# Given task:
Return each line of the data below verbatim; pictures are to be left out.

# Records provided:

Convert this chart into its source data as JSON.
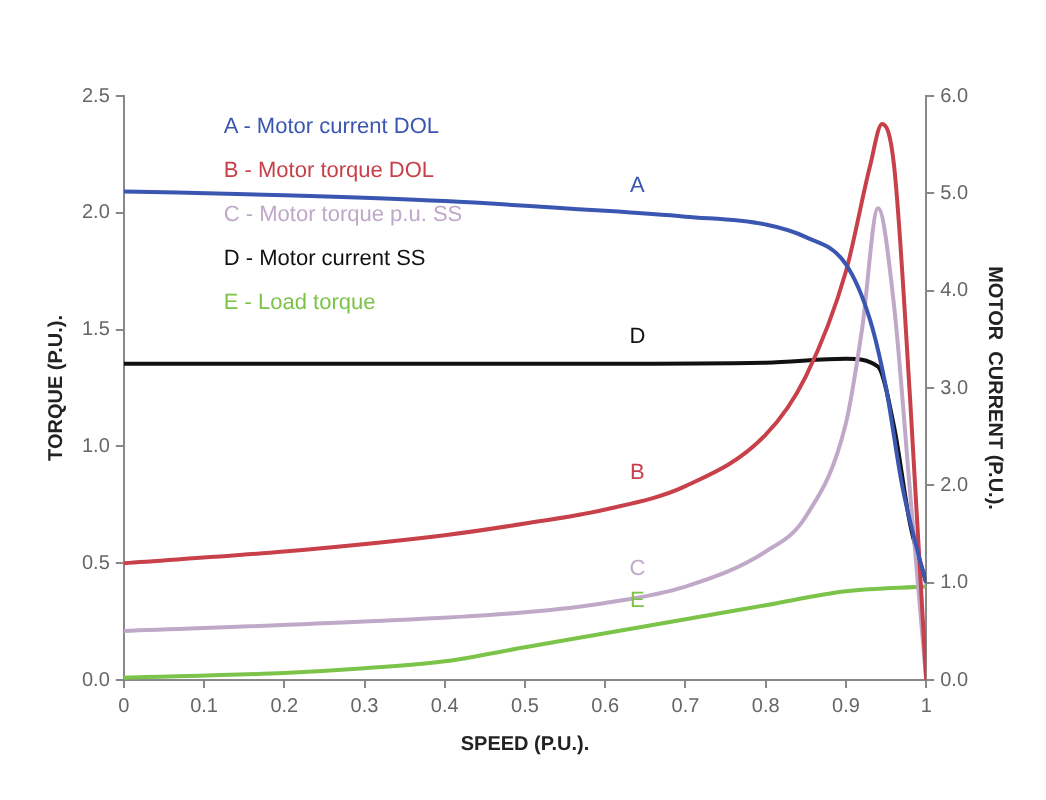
{
  "chart_data": {
    "type": "line",
    "xlabel": "SPEED (P.U.).",
    "ylabel": "TORQUE (P.U.).",
    "y2label": "MOTOR  CURRENT (P.U.).",
    "xlim": [
      0,
      1
    ],
    "xticks": [
      0,
      0.1,
      0.2,
      0.3,
      0.4,
      0.5,
      0.6,
      0.7,
      0.8,
      0.9,
      1
    ],
    "ylim": [
      0,
      2.5
    ],
    "yticks": [
      {
        "value": 0,
        "label": "0.0"
      },
      {
        "value": 0.5,
        "label": "0.5"
      },
      {
        "value": 1,
        "label": "1.0"
      },
      {
        "value": 1.5,
        "label": "1.5"
      },
      {
        "value": 2,
        "label": "2.0"
      },
      {
        "value": 2.5,
        "label": "2.5"
      }
    ],
    "y2lim": [
      0,
      6
    ],
    "y2ticks": [
      {
        "value": 0,
        "label": "0.0"
      },
      {
        "value": 1,
        "label": "1.0"
      },
      {
        "value": 2,
        "label": "2.0"
      },
      {
        "value": 3,
        "label": "3.0"
      },
      {
        "value": 4,
        "label": "4.0"
      },
      {
        "value": 5,
        "label": "5.0"
      },
      {
        "value": 6,
        "label": "6.0"
      }
    ],
    "grid": false,
    "legend": "top left",
    "marker": "none",
    "line_style": "solid",
    "series": [
      {
        "name": "A - Motor current DOL",
        "color": "#3a56b0",
        "axis": "y2",
        "x": [
          0,
          0.2,
          0.4,
          0.6,
          0.7,
          0.8,
          0.85,
          0.9,
          0.93,
          0.95,
          0.97,
          0.99,
          1
        ],
        "values": [
          5.02,
          4.98,
          4.92,
          4.82,
          4.76,
          4.68,
          4.55,
          4.27,
          3.7,
          3.0,
          2.0,
          1.3,
          1.0
        ]
      },
      {
        "name": "B - Motor torque DOL",
        "color": "#c8404a",
        "x": [
          0,
          0.2,
          0.4,
          0.5,
          0.6,
          0.7,
          0.8,
          0.85,
          0.9,
          0.93,
          0.945,
          0.96,
          0.98,
          1
        ],
        "values": [
          0.5,
          0.55,
          0.62,
          0.67,
          0.73,
          0.83,
          1.05,
          1.3,
          1.75,
          2.2,
          2.38,
          2.2,
          1.2,
          0
        ]
      },
      {
        "name": "C - Motor torque p.u. SS",
        "color": "#c0a8c8",
        "x": [
          0,
          0.3,
          0.5,
          0.6,
          0.7,
          0.8,
          0.85,
          0.9,
          0.92,
          0.94,
          0.96,
          0.98,
          1
        ],
        "values": [
          0.21,
          0.25,
          0.29,
          0.33,
          0.4,
          0.55,
          0.7,
          1.1,
          1.5,
          2.02,
          1.6,
          0.8,
          0
        ]
      },
      {
        "name": "D - Motor current SS",
        "color": "#111111",
        "axis": "y2",
        "x": [
          0,
          0.3,
          0.6,
          0.8,
          0.9,
          0.94,
          0.96,
          0.98,
          1
        ],
        "values": [
          3.25,
          3.25,
          3.25,
          3.26,
          3.3,
          3.22,
          2.6,
          1.6,
          1.0
        ]
      },
      {
        "name": "E - Load torque",
        "color": "#7cc34a",
        "x": [
          0,
          0.2,
          0.3,
          0.4,
          0.5,
          0.6,
          0.7,
          0.8,
          0.9,
          1
        ],
        "values": [
          0.01,
          0.03,
          0.05,
          0.08,
          0.14,
          0.2,
          0.26,
          0.32,
          0.38,
          0.4
        ]
      }
    ],
    "annotations": [
      "A",
      "B",
      "C",
      "D",
      "E"
    ]
  }
}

# Response to the task:
Convert this chart into its source data as JSON.
{
  "chart_data": {
    "type": "line",
    "xlabel": "SPEED (P.U.).",
    "ylabel": "TORQUE (P.U.).",
    "y2label": "MOTOR  CURRENT (P.U.).",
    "xlim": [
      0,
      1
    ],
    "xticks": [
      0,
      0.1,
      0.2,
      0.3,
      0.4,
      0.5,
      0.6,
      0.7,
      0.8,
      0.9,
      1
    ],
    "ylim": [
      0,
      2.5
    ],
    "yticks": [
      {
        "value": 0,
        "label": "0.0"
      },
      {
        "value": 0.5,
        "label": "0.5"
      },
      {
        "value": 1,
        "label": "1.0"
      },
      {
        "value": 1.5,
        "label": "1.5"
      },
      {
        "value": 2,
        "label": "2.0"
      },
      {
        "value": 2.5,
        "label": "2.5"
      }
    ],
    "y2lim": [
      0,
      6
    ],
    "y2ticks": [
      {
        "value": 0,
        "label": "0.0"
      },
      {
        "value": 1,
        "label": "1.0"
      },
      {
        "value": 2,
        "label": "2.0"
      },
      {
        "value": 3,
        "label": "3.0"
      },
      {
        "value": 4,
        "label": "4.0"
      },
      {
        "value": 5,
        "label": "5.0"
      },
      {
        "value": 6,
        "label": "6.0"
      }
    ],
    "grid": false,
    "legend": "top left",
    "marker": "none",
    "line_style": "solid",
    "series": [
      {
        "name": "A - Motor current DOL",
        "color": "#3a56b0",
        "axis": "y2",
        "x": [
          0,
          0.2,
          0.4,
          0.6,
          0.7,
          0.8,
          0.85,
          0.9,
          0.93,
          0.95,
          0.97,
          0.99,
          1
        ],
        "values": [
          5.02,
          4.98,
          4.92,
          4.82,
          4.76,
          4.68,
          4.55,
          4.27,
          3.7,
          3.0,
          2.0,
          1.3,
          1.0
        ]
      },
      {
        "name": "B - Motor torque DOL",
        "color": "#c8404a",
        "x": [
          0,
          0.2,
          0.4,
          0.5,
          0.6,
          0.7,
          0.8,
          0.85,
          0.9,
          0.93,
          0.945,
          0.96,
          0.98,
          1
        ],
        "values": [
          0.5,
          0.55,
          0.62,
          0.67,
          0.73,
          0.83,
          1.05,
          1.3,
          1.75,
          2.2,
          2.38,
          2.2,
          1.2,
          0
        ]
      },
      {
        "name": "C - Motor torque p.u. SS",
        "color": "#c0a8c8",
        "x": [
          0,
          0.3,
          0.5,
          0.6,
          0.7,
          0.8,
          0.85,
          0.9,
          0.92,
          0.94,
          0.96,
          0.98,
          1
        ],
        "values": [
          0.21,
          0.25,
          0.29,
          0.33,
          0.4,
          0.55,
          0.7,
          1.1,
          1.5,
          2.02,
          1.6,
          0.8,
          0
        ]
      },
      {
        "name": "D - Motor current SS",
        "color": "#111111",
        "axis": "y2",
        "x": [
          0,
          0.3,
          0.6,
          0.8,
          0.9,
          0.94,
          0.96,
          0.98,
          1
        ],
        "values": [
          3.25,
          3.25,
          3.25,
          3.26,
          3.3,
          3.22,
          2.6,
          1.6,
          1.0
        ]
      },
      {
        "name": "E - Load torque",
        "color": "#7cc34a",
        "x": [
          0,
          0.2,
          0.3,
          0.4,
          0.5,
          0.6,
          0.7,
          0.8,
          0.9,
          1
        ],
        "values": [
          0.01,
          0.03,
          0.05,
          0.08,
          0.14,
          0.2,
          0.26,
          0.32,
          0.38,
          0.4
        ]
      }
    ],
    "annotations": [
      "A",
      "B",
      "C",
      "D",
      "E"
    ]
  }
}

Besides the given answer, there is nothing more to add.